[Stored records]
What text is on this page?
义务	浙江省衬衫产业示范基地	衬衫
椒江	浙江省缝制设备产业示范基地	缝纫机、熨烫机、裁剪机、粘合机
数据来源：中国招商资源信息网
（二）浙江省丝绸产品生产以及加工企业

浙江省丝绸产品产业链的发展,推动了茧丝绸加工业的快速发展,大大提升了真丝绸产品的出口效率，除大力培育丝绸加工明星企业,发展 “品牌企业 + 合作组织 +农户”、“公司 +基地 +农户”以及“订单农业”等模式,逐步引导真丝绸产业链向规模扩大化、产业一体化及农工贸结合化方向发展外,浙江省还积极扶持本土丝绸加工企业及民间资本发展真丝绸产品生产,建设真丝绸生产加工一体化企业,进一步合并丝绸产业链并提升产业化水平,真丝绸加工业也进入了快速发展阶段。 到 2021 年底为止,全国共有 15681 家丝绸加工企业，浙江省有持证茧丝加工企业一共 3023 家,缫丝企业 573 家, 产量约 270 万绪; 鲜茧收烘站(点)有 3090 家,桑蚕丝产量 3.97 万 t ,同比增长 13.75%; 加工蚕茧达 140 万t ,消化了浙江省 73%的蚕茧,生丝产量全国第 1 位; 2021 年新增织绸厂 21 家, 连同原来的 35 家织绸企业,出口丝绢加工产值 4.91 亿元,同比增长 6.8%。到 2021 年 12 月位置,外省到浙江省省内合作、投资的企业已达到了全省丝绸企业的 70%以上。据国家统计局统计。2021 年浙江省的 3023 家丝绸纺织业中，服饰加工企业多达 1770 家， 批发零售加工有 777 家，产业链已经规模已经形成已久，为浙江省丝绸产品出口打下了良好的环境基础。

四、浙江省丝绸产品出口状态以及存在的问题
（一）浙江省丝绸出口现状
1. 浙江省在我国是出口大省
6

» Task to carry out: Return all of the data word for word.

» Exercise result:
What text is on this page?
义务	浙江省衬衫产业示范基地	衬衫
椒江	浙江省缝制设备产业示范基地	缝纫机、熨烫机、裁剪机、粘合机
数据来源：中国招商资源信息网
（二）浙江省丝绸产品生产以及加工企业

浙江省丝绸产品产业链的发展,推动了茧丝绸加工业的快速发展,大大提升了真丝绸产品的出口效率，除大力培育丝绸加工明星企业,发展 “品牌企业 + 合作组织 +农户”、“公司 +基地 +农户”以及“订单农业”等模式,逐步引导真丝绸产业链向规模扩大化、产业一体化及农工贸结合化方向发展外,浙江省还积极扶持本土丝绸加工企业及民间资本发展真丝绸产品生产,建设真丝绸生产加工一体化企业,进一步合并丝绸产业链并提升产业化水平,真丝绸加工业也进入了快速发展阶段。 到 2021 年底为止,全国共有 15681 家丝绸加工企业，浙江省有持证茧丝加工企业一共 3023 家,缫丝企业 573 家, 产量约 270 万绪; 鲜茧收烘站(点)有 3090 家,桑蚕丝产量 3.97 万 t ,同比增长 13.75%; 加工蚕茧达 140 万t ,消化了浙江省 73%的蚕茧,生丝产量全国第 1 位; 2021 年新增织绸厂 21 家, 连同原来的 35 家织绸企业,出口丝绢加工产值 4.91 亿元,同比增长 6.8%。到 2021 年 12 月位置,外省到浙江省省内合作、投资的企业已达到了全省丝绸企业的 70%以上。据国家统计局统计。2021 年浙江省的 3023 家丝绸纺织业中，服饰加工企业多达 1770 家， 批发零售加工有 777 家，产业链已经规模已经形成已久，为浙江省丝绸产品出口打下了良好的环境基础。

四、浙江省丝绸产品出口状态以及存在的问题
（一）浙江省丝绸出口现状
1. 浙江省在我国是出口大省
6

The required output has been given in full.